Exercise instructions:
Starting with the line that includes "Transcribe this image's", write out every remaining line of the records below exactly as it appears, leaving out any images.

*** Records for this task

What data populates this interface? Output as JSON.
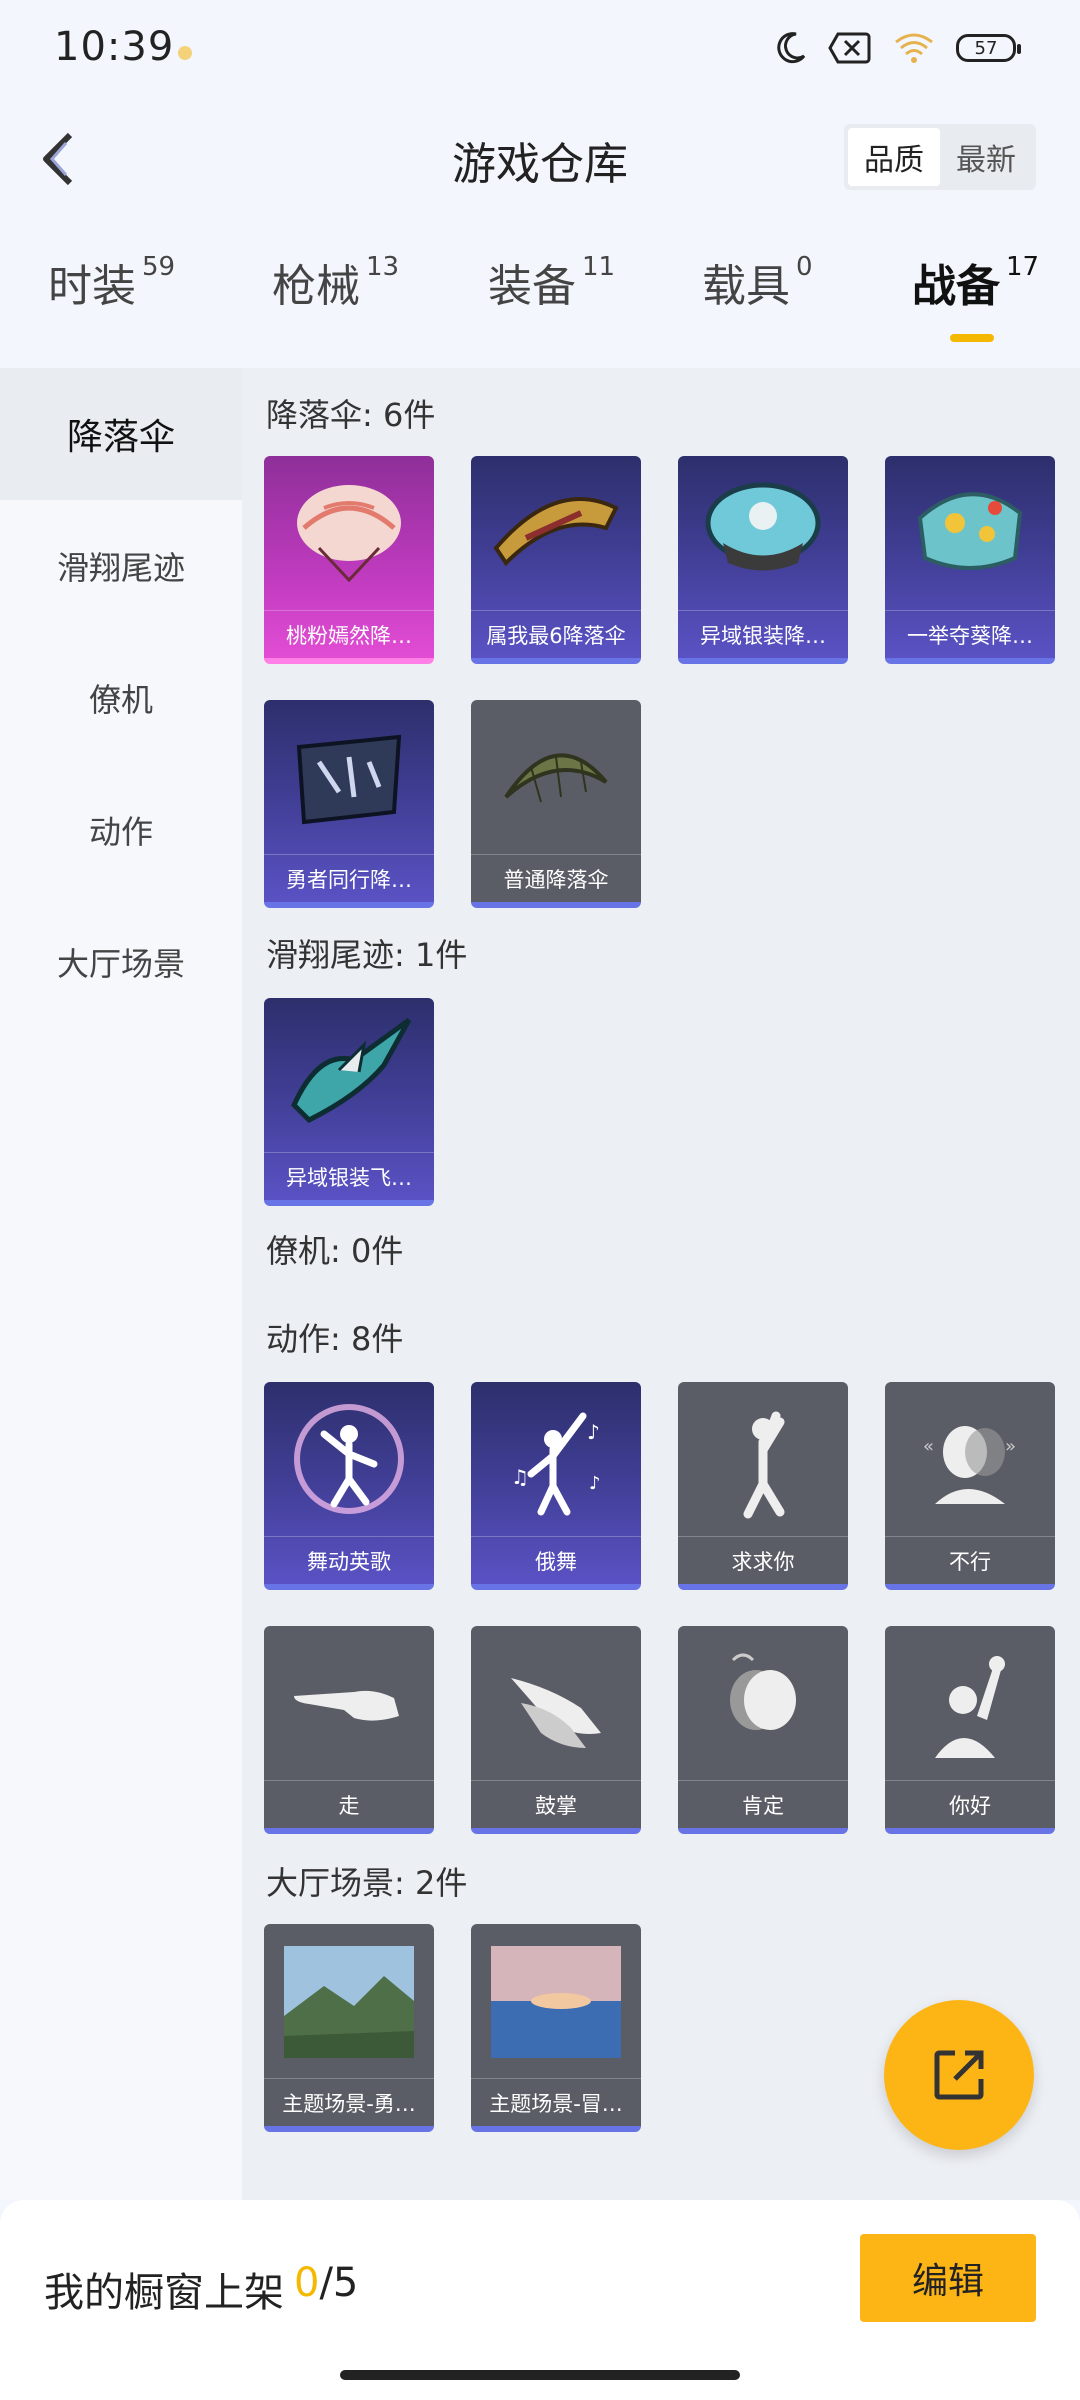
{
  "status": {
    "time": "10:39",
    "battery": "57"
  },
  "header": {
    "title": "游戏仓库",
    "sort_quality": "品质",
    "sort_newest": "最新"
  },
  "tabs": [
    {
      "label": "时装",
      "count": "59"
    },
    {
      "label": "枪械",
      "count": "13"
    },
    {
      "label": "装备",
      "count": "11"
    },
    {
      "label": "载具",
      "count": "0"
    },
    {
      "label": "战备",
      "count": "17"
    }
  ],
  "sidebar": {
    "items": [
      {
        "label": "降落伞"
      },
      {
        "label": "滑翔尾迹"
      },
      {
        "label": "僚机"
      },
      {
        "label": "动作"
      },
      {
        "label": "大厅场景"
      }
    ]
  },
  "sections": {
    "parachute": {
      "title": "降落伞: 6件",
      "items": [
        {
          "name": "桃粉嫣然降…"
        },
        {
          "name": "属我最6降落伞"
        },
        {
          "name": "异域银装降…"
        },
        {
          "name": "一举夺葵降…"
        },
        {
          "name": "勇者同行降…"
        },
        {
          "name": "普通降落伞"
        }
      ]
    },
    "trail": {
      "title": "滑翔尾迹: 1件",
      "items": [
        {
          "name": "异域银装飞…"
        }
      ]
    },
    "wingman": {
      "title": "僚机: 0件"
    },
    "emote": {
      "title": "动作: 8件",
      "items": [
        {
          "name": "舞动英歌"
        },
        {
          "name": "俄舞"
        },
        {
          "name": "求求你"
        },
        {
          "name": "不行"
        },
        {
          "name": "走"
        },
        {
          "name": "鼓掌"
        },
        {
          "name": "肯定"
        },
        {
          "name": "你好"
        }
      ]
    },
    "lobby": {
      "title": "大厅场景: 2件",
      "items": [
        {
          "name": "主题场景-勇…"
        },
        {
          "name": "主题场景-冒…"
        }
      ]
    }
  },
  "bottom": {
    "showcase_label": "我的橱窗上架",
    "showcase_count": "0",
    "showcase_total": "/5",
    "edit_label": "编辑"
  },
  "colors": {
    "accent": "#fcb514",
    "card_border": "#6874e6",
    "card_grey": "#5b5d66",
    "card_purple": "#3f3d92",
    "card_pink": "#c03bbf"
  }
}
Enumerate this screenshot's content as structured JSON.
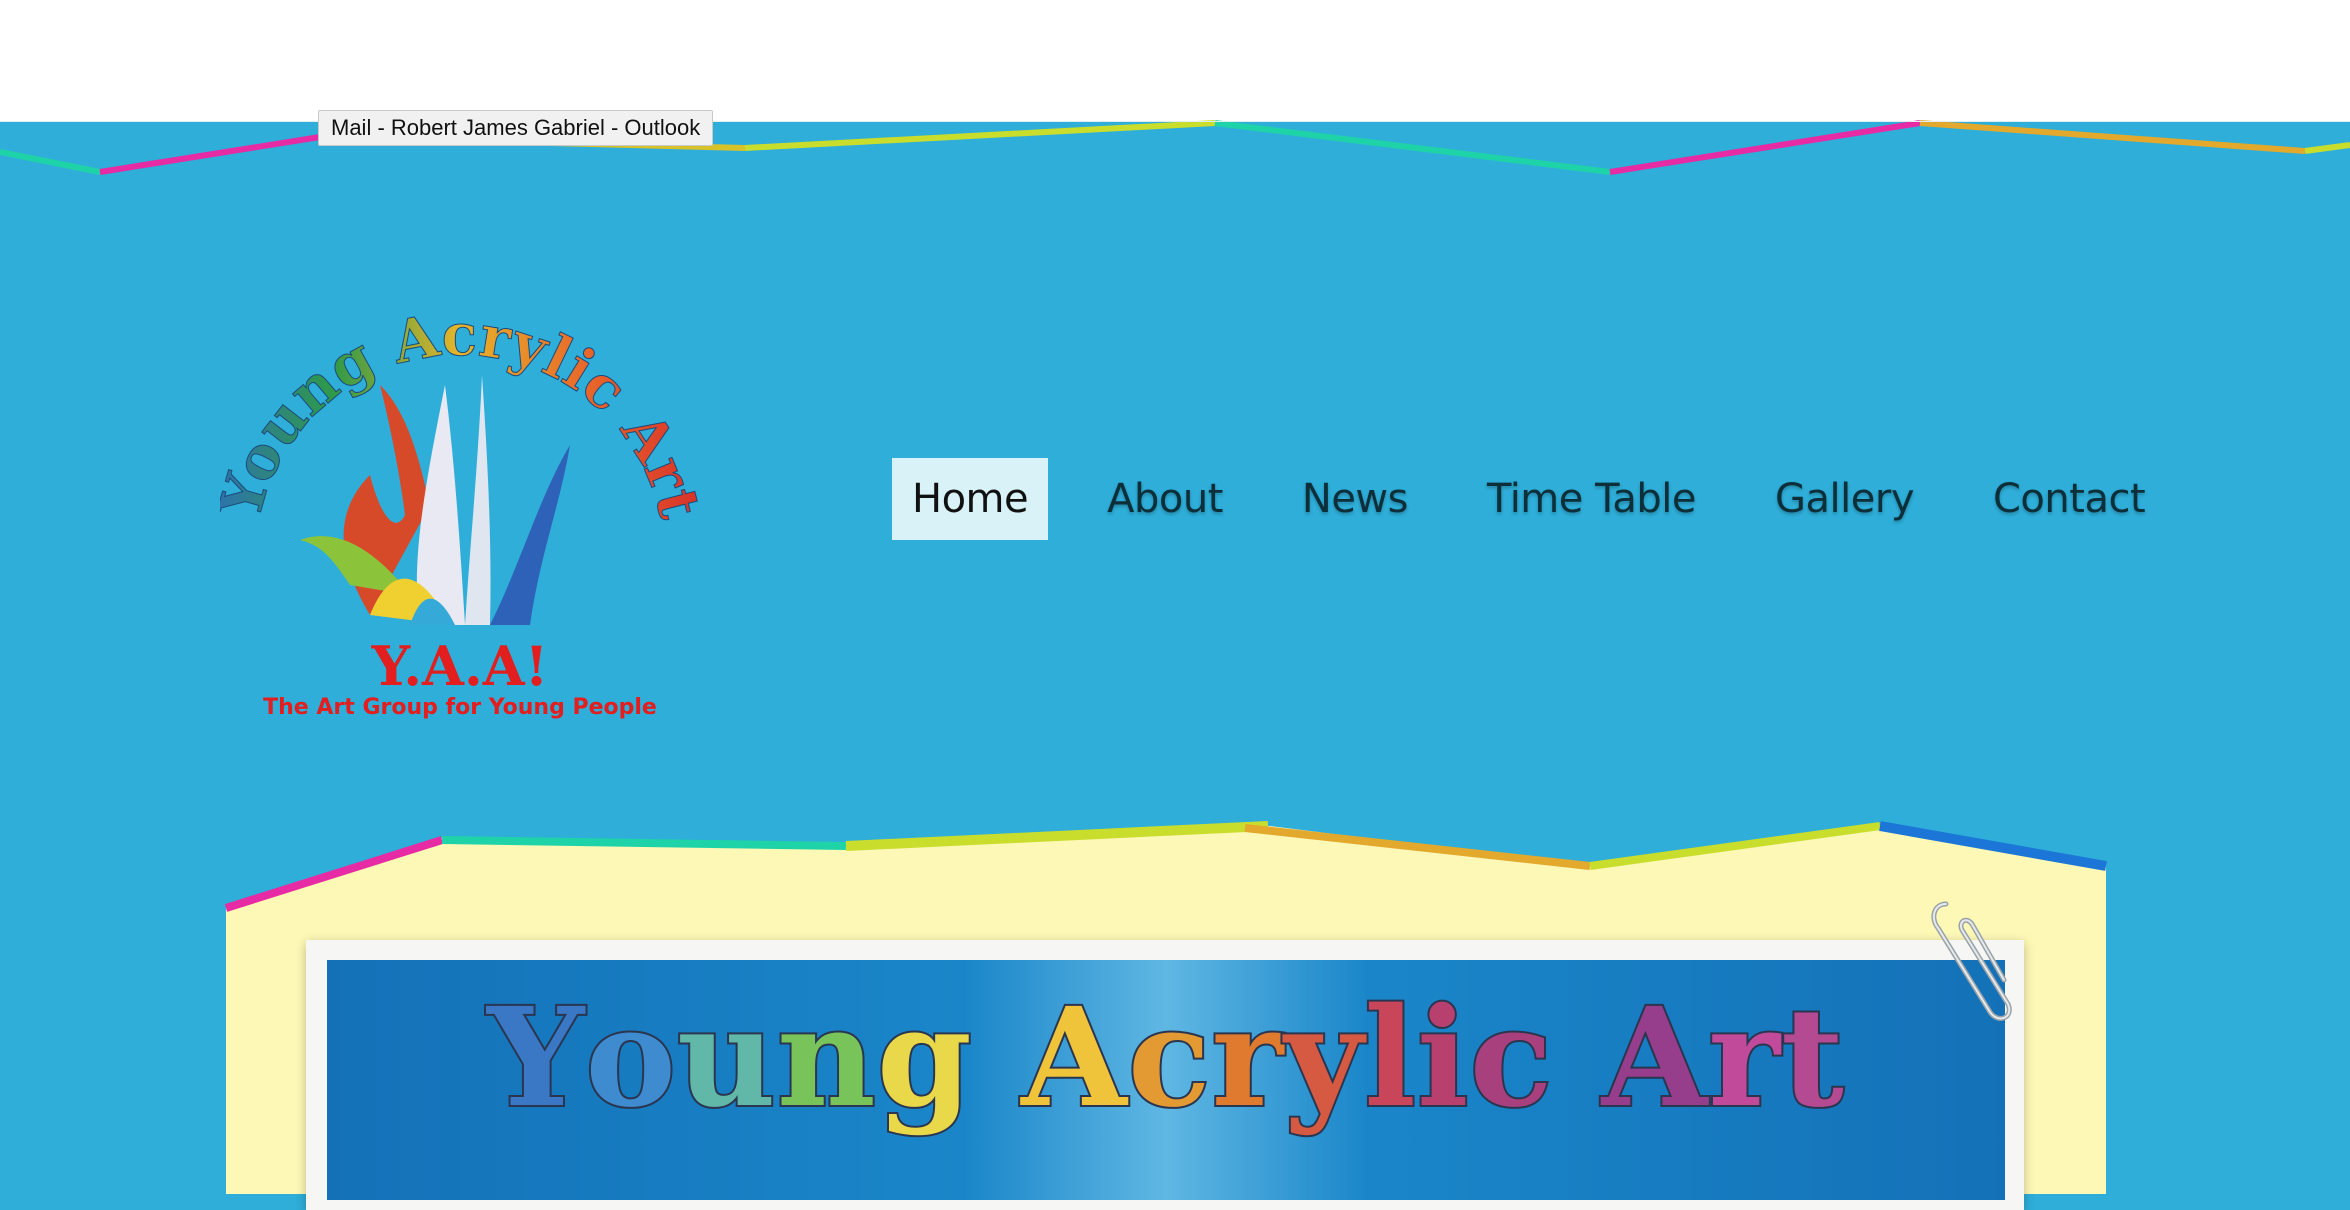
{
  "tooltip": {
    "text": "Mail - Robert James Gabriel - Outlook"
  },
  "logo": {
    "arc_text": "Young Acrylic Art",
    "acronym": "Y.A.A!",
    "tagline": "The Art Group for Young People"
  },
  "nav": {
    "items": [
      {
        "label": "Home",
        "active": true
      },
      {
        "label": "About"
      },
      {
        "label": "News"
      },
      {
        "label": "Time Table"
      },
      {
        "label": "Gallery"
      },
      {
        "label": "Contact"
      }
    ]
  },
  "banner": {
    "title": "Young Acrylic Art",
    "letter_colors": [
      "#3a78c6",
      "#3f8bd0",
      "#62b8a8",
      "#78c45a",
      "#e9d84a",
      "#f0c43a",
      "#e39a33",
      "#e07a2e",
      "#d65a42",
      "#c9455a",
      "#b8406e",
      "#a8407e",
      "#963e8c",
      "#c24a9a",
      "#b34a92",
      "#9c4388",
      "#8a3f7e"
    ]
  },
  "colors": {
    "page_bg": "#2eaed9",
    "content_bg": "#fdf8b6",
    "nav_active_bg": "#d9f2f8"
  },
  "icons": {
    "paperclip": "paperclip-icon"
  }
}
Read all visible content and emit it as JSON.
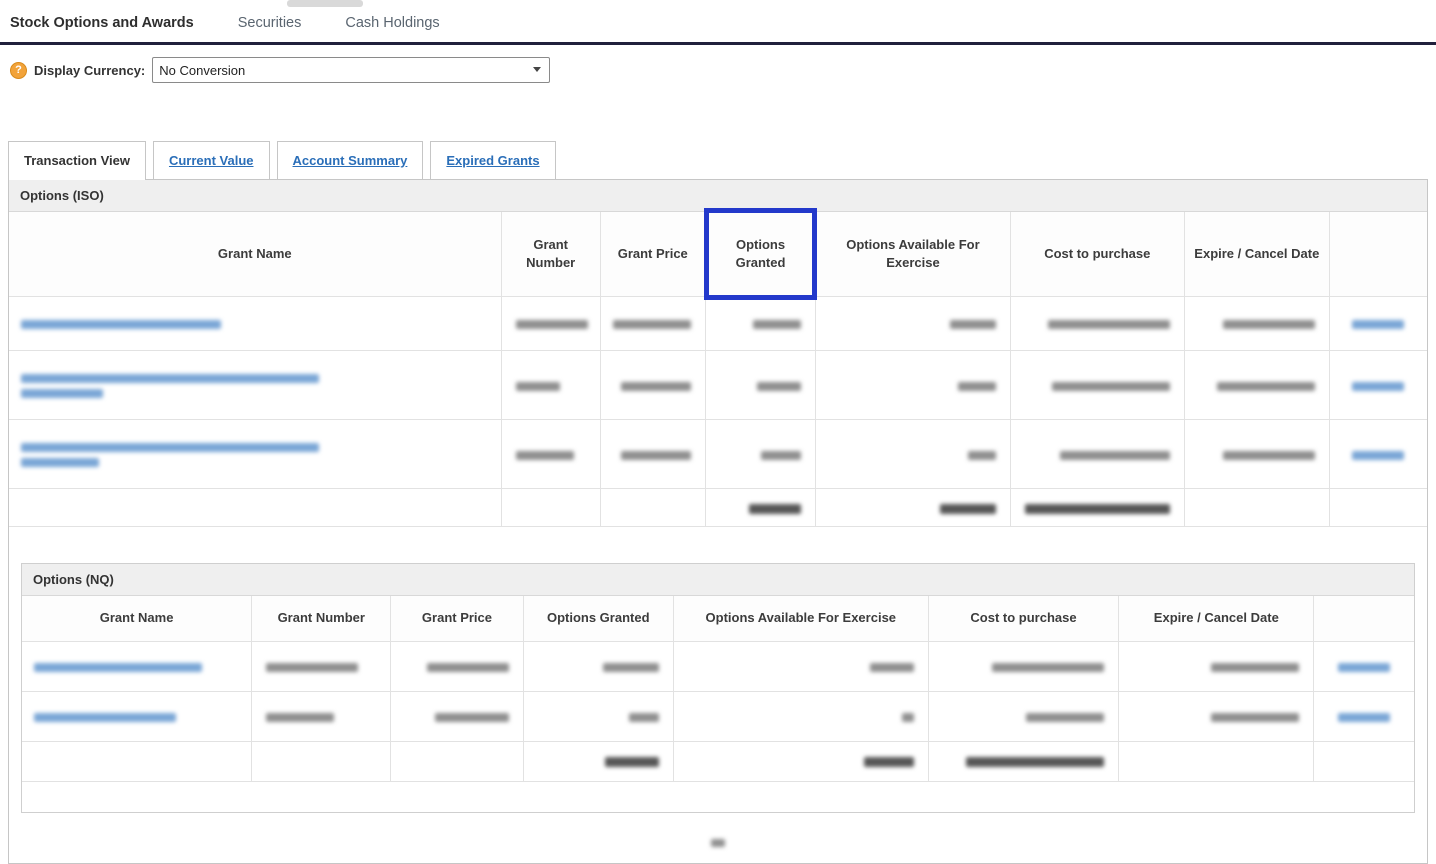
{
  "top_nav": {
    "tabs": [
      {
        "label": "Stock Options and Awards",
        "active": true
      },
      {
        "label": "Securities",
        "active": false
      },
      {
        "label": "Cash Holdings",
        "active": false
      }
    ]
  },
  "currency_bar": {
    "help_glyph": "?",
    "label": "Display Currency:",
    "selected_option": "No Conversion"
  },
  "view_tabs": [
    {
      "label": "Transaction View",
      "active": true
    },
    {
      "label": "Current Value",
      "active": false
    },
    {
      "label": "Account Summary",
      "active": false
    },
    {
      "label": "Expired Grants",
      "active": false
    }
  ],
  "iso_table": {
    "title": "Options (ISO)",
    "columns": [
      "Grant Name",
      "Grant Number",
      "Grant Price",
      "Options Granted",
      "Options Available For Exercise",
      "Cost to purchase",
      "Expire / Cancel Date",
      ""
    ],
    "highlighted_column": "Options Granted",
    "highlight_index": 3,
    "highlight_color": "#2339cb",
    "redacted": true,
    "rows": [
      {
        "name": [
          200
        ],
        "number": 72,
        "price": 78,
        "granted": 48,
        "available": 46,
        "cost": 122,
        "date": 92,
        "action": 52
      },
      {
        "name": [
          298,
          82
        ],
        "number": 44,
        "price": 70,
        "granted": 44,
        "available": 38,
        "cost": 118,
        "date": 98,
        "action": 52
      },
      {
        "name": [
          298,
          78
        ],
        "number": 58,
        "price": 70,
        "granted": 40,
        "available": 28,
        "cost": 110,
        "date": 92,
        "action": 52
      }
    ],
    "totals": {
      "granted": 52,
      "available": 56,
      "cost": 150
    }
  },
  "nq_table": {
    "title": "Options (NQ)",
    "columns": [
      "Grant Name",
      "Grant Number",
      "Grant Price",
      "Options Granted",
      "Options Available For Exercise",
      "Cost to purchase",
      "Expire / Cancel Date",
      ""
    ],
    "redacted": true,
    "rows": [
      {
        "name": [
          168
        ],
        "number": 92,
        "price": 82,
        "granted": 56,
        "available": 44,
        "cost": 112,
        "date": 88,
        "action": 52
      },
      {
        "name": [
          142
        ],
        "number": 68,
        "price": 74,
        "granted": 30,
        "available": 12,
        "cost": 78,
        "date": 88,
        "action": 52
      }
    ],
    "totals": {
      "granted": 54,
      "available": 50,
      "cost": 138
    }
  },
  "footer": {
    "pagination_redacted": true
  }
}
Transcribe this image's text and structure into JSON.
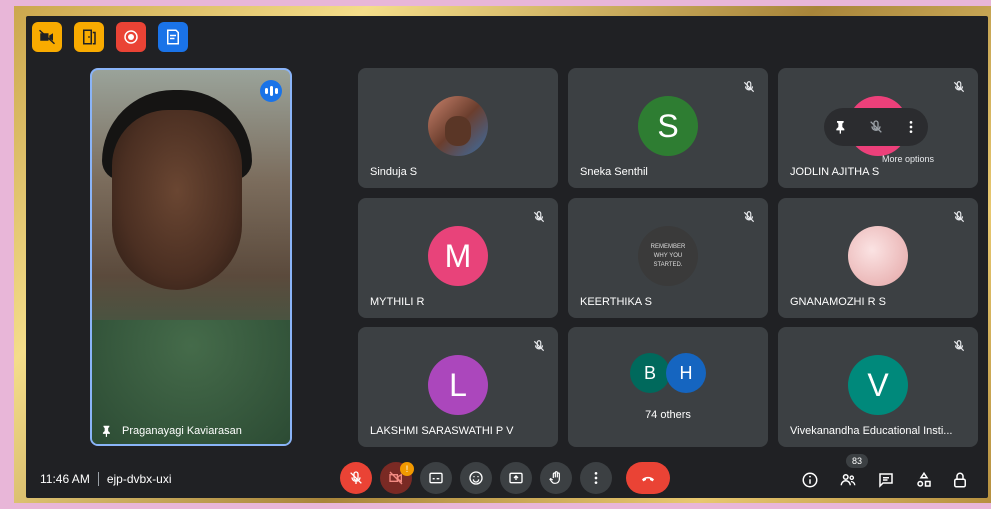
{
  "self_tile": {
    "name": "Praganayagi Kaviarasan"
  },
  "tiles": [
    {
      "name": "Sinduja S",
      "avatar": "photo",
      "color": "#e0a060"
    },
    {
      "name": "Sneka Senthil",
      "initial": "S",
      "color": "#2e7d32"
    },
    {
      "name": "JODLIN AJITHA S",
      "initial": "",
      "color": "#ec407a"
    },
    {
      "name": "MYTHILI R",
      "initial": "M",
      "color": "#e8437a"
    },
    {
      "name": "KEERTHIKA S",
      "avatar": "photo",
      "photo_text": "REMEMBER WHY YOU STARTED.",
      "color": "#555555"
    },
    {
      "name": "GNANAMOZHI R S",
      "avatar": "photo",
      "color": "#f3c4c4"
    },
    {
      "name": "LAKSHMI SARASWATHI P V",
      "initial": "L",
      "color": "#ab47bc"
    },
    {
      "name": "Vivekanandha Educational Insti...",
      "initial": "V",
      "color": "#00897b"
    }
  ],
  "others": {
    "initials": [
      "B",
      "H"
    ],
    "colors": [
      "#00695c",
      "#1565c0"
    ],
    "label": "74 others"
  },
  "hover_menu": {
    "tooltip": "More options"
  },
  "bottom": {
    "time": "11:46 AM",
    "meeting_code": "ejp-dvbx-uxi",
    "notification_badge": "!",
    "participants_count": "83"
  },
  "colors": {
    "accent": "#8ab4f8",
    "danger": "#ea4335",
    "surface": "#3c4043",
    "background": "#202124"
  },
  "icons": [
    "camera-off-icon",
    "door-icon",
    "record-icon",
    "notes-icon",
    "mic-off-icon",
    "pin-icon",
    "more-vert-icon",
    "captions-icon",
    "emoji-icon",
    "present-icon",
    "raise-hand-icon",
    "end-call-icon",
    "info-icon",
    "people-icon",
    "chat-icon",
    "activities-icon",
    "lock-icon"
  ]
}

******

Worked answer:
Transcribe this image's text and structure into JSON.
{
  "self_tile": {
    "name": "Praganayagi Kaviarasan"
  },
  "tiles": [
    {
      "name": "Sinduja S",
      "avatar": "photo",
      "color": "#e0a060"
    },
    {
      "name": "Sneka Senthil",
      "initial": "S",
      "color": "#2e7d32"
    },
    {
      "name": "JODLIN AJITHA S",
      "initial": "",
      "color": "#ec407a"
    },
    {
      "name": "MYTHILI R",
      "initial": "M",
      "color": "#e8437a"
    },
    {
      "name": "KEERTHIKA S",
      "avatar": "photo",
      "photo_text": "REMEMBER WHY YOU STARTED.",
      "color": "#555555"
    },
    {
      "name": "GNANAMOZHI R S",
      "avatar": "photo",
      "color": "#f3c4c4"
    },
    {
      "name": "LAKSHMI SARASWATHI P V",
      "initial": "L",
      "color": "#ab47bc"
    },
    {
      "name": "Vivekanandha Educational Insti...",
      "initial": "V",
      "color": "#00897b"
    }
  ],
  "others": {
    "initials": [
      "B",
      "H"
    ],
    "colors": [
      "#00695c",
      "#1565c0"
    ],
    "label": "74 others"
  },
  "hover_menu": {
    "tooltip": "More options"
  },
  "bottom": {
    "time": "11:46 AM",
    "meeting_code": "ejp-dvbx-uxi",
    "notification_badge": "!",
    "participants_count": "83"
  },
  "colors": {
    "accent": "#8ab4f8",
    "danger": "#ea4335",
    "surface": "#3c4043",
    "background": "#202124"
  },
  "icons": [
    "camera-off-icon",
    "door-icon",
    "record-icon",
    "notes-icon",
    "mic-off-icon",
    "pin-icon",
    "more-vert-icon",
    "captions-icon",
    "emoji-icon",
    "present-icon",
    "raise-hand-icon",
    "end-call-icon",
    "info-icon",
    "people-icon",
    "chat-icon",
    "activities-icon",
    "lock-icon"
  ]
}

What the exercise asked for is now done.